Extrait du document
======
Enfin, si le Conseil d’État s’abstient de se prononcer sur les choix politiques qui ont présidé à l’élaboration d’un projet de loi, il en vérifie cependant « l’opportunité administrative »[11]. A ce titre, il s’assure que le texte proposé est utile et nécessaire[12] au regard des objectifs poursuivis et il contrôle son insertion dans l’environnement juridique existant[13]. Il s’interroge aussi sur la manière dont les textes seront appliqués et sur la pertinence et l’efficience des moyens juridiques proposés au regard des buts poursuivis et sur la capacité des services administratifs à appliquer les nouvelles dispositions.
2 - Depuis la révision constitutionnelle du 23 juillet 2008, l’article 39 alinéa 5 de la Constitution prévoit que le Parlement peut, lui aussi, saisir le Conseil d’État pour avis, mais dans ce cas la saisine est facultative et le membre du Parlement qui a déposé le texte peut s’y opposer.
======
Données fournies
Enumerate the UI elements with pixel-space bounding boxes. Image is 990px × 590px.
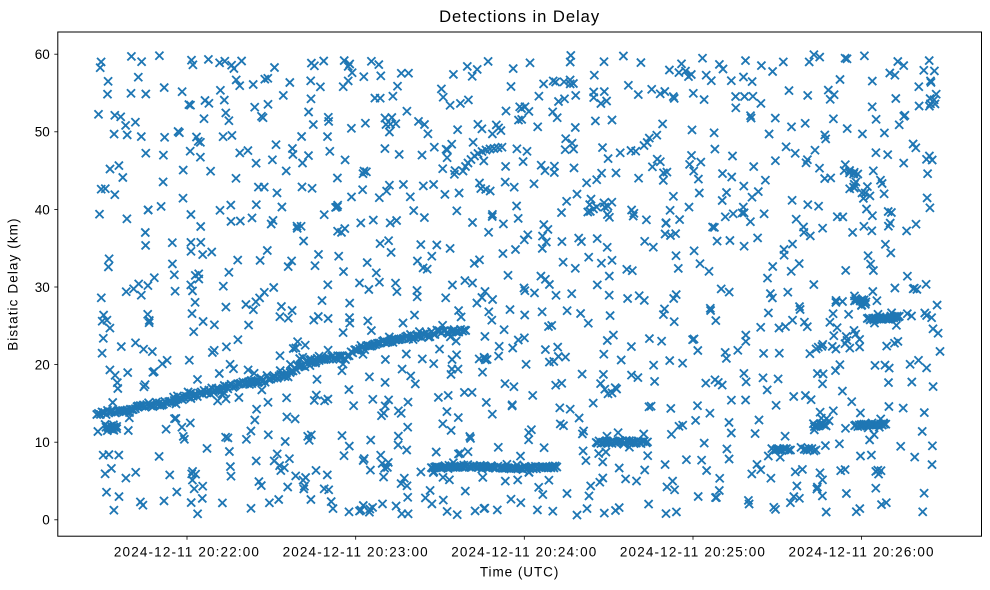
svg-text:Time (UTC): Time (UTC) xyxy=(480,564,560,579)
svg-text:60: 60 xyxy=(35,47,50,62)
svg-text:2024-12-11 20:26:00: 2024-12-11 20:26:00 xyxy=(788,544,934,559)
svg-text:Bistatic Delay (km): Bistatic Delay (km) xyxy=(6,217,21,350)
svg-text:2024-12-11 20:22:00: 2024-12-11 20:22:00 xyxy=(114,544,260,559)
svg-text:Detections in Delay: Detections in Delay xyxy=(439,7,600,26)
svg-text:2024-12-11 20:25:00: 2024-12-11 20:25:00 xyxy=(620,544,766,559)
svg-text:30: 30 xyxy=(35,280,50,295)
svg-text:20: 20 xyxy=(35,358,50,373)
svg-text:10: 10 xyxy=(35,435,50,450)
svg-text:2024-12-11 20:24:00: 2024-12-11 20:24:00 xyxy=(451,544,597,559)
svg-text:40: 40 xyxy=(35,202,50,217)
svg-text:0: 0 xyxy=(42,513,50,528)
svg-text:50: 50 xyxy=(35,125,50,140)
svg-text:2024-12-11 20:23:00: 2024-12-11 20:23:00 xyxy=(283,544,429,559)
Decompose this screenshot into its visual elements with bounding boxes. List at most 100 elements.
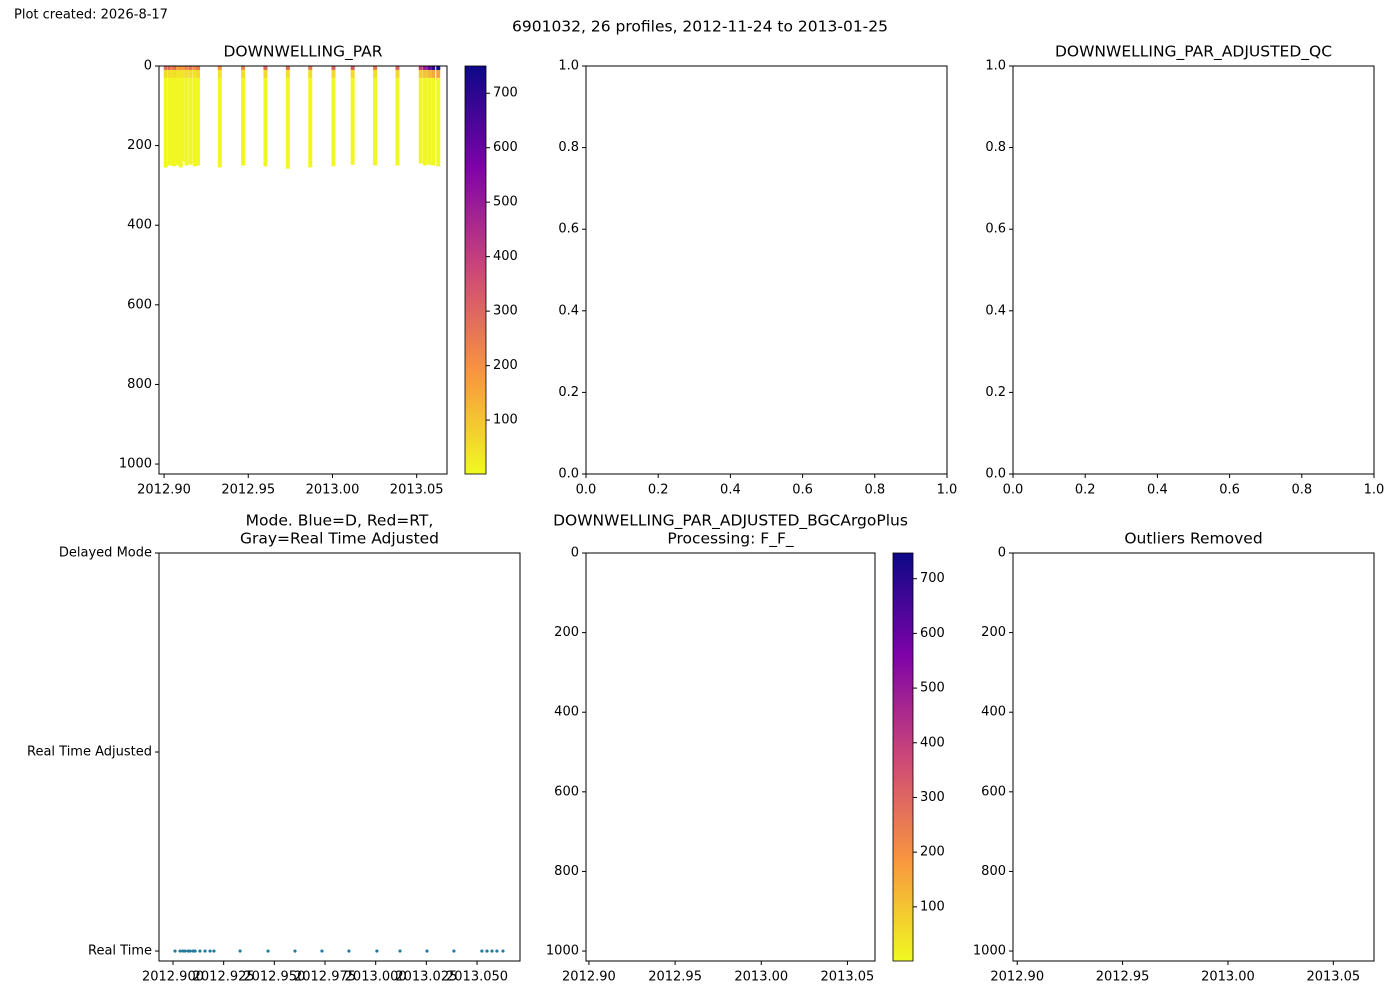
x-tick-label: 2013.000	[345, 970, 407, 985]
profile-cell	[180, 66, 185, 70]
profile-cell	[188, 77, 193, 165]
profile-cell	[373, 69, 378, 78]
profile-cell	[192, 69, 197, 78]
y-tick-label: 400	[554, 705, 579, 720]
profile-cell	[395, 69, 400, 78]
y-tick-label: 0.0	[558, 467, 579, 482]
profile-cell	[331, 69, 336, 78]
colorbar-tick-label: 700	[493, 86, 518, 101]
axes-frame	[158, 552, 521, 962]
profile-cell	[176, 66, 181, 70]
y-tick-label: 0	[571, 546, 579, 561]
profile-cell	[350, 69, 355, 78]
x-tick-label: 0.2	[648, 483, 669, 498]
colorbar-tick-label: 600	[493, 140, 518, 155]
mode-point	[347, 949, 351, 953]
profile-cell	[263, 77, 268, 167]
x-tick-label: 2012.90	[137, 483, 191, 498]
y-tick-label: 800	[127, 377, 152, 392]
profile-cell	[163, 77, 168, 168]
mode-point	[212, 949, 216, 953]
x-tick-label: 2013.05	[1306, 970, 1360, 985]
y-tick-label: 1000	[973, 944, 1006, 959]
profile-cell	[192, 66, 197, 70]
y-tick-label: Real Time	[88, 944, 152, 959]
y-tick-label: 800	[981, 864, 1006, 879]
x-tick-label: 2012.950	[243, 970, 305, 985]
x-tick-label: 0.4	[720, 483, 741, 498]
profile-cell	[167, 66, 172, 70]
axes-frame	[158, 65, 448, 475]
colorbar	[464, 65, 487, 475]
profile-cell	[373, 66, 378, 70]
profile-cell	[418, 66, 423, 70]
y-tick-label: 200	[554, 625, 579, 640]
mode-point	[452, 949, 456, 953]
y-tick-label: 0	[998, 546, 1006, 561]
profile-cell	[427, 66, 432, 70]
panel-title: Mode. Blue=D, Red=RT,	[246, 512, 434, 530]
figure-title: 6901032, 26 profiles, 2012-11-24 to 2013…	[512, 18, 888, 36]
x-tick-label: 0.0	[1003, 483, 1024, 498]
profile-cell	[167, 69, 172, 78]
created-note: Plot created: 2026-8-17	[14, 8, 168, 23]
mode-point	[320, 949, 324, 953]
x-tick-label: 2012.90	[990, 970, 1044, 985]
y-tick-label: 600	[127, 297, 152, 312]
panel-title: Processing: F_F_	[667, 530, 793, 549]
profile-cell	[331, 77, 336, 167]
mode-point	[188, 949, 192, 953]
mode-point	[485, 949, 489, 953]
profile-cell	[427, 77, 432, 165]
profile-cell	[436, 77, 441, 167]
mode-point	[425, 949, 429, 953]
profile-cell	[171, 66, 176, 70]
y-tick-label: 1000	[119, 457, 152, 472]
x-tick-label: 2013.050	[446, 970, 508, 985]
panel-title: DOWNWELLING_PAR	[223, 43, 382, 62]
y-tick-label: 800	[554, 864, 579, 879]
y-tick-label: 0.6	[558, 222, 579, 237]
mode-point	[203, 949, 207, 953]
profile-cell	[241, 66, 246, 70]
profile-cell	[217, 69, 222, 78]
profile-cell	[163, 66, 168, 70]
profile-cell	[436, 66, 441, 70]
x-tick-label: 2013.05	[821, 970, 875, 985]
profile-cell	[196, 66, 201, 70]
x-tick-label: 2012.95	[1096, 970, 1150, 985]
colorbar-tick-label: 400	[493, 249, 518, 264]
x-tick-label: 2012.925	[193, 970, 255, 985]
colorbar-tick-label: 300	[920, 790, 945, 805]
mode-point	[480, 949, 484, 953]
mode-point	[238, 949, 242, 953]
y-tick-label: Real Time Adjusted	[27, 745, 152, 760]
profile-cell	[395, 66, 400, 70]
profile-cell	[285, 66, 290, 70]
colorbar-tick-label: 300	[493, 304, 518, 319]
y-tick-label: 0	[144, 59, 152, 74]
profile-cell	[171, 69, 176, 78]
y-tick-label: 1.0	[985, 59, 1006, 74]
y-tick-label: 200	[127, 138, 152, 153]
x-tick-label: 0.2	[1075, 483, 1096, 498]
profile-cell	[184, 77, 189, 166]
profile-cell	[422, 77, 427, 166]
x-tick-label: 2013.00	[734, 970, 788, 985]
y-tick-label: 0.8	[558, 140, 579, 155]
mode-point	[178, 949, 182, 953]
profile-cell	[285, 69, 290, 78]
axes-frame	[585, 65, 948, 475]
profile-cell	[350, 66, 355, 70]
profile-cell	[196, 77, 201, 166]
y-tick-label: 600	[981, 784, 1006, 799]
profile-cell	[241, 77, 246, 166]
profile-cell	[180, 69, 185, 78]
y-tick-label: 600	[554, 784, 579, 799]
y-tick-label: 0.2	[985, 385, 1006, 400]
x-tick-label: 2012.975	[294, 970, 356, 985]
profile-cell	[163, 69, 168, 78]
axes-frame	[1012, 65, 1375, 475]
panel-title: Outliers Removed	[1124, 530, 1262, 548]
======
Consigne
Recopiez l’extrait sur le rôle du Conseil d’État en renommant « projet de loi » en « texte législatif ». Commencez aux mots « Enfin, si le » et arrêtez-vous après « les nouvelles dispositions. ».

Résultat
Enfin, si le Conseil d’État s’abstient de se prononcer sur les choix politiques qui ont présidé à l’élaboration d’un texte législatif, il en vérifie cependant « l’opportunité administrative »[11]. A ce titre, il s’assure que le texte proposé est utile et nécessaire[12] au regard des objectifs poursuivis et il contrôle son insertion dans l’environnement juridique existant[13]. Il s’interroge aussi sur la manière dont les textes seront appliqués et sur la pertinence et l’efficience des moyens juridiques proposés au regard des buts poursuivis et sur la capacité des services administratifs à appliquer les nouvelles dispositions.